▶ SET TASK: Lines containing the word "solutions" should be extracted in full.

▶ LISTED ENTRIES:
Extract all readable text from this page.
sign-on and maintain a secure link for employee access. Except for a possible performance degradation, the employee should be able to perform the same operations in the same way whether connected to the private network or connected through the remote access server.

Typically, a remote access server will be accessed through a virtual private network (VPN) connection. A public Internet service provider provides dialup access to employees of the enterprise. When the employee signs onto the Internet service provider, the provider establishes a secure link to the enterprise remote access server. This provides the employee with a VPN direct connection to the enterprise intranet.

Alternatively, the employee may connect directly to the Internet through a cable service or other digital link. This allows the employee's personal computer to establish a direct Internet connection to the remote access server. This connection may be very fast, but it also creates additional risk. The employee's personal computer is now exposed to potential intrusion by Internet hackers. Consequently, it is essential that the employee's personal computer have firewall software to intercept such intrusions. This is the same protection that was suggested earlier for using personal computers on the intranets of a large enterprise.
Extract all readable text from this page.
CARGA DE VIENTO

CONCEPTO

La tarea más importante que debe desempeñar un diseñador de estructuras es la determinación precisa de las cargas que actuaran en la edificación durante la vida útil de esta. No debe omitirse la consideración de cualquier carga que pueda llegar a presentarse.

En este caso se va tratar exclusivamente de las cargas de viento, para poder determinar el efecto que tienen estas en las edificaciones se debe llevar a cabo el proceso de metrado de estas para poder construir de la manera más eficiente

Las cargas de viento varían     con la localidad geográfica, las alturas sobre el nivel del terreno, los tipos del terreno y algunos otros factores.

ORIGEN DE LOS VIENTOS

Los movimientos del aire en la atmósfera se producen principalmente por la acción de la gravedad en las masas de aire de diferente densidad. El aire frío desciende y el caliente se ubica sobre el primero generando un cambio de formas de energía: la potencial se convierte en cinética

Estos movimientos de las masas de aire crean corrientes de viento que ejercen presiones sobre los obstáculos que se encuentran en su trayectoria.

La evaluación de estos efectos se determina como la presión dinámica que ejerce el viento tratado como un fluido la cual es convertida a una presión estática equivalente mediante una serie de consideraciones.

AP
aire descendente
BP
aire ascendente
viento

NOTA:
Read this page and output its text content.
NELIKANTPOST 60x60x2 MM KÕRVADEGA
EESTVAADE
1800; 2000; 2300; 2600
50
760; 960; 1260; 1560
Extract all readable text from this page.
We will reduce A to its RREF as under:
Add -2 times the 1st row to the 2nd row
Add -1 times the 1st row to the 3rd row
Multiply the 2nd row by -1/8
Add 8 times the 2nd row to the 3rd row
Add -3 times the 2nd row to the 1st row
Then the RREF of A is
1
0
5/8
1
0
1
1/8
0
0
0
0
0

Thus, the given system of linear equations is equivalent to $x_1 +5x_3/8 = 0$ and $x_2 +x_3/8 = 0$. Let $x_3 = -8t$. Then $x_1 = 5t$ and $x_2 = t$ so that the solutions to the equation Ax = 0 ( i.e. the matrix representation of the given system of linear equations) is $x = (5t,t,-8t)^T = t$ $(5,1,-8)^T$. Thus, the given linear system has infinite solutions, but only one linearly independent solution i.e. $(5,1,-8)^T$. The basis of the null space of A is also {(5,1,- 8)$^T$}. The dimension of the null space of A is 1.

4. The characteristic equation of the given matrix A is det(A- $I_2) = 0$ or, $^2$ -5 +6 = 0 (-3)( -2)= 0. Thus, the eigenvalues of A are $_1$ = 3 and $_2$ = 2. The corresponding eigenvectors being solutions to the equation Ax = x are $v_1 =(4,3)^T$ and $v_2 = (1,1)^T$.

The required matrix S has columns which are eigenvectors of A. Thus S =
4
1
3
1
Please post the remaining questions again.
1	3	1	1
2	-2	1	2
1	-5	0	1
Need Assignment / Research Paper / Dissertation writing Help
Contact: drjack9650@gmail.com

▶ FINISHED TASK:
Thus, the given system of linear equations is equivalent to $x_1 +5x_3/8 = 0$ and $x_2 +x_3/8 = 0$. Let $x_3 = -8t$. Then $x_1 = 5t$ and $x_2 = t$ so that the solutions to the equation Ax = 0 ( i.e. the matrix representation of the given system of linear equations) is $x = (5t,t,-8t)^T = t$ $(5,1,-8)^T$. Thus, the given linear system has infinite solutions, but only one linearly independent solution i.e. $(5,1,-8)^T$. The basis of the null space of A is also {(5,1,- 8)$^T$}. The dimension of the null space of A is 1.
4. The characteristic equation of the given matrix A is det(A- $I_2) = 0$ or, $^2$ -5 +6 = 0 (-3)( -2)= 0. Thus, the eigenvalues of A are $_1$ = 3 and $_2$ = 2. The corresponding eigenvectors being solutions to the equation Ax = x are $v_1 =(4,3)^T$ and $v_2 = (1,1)^T$.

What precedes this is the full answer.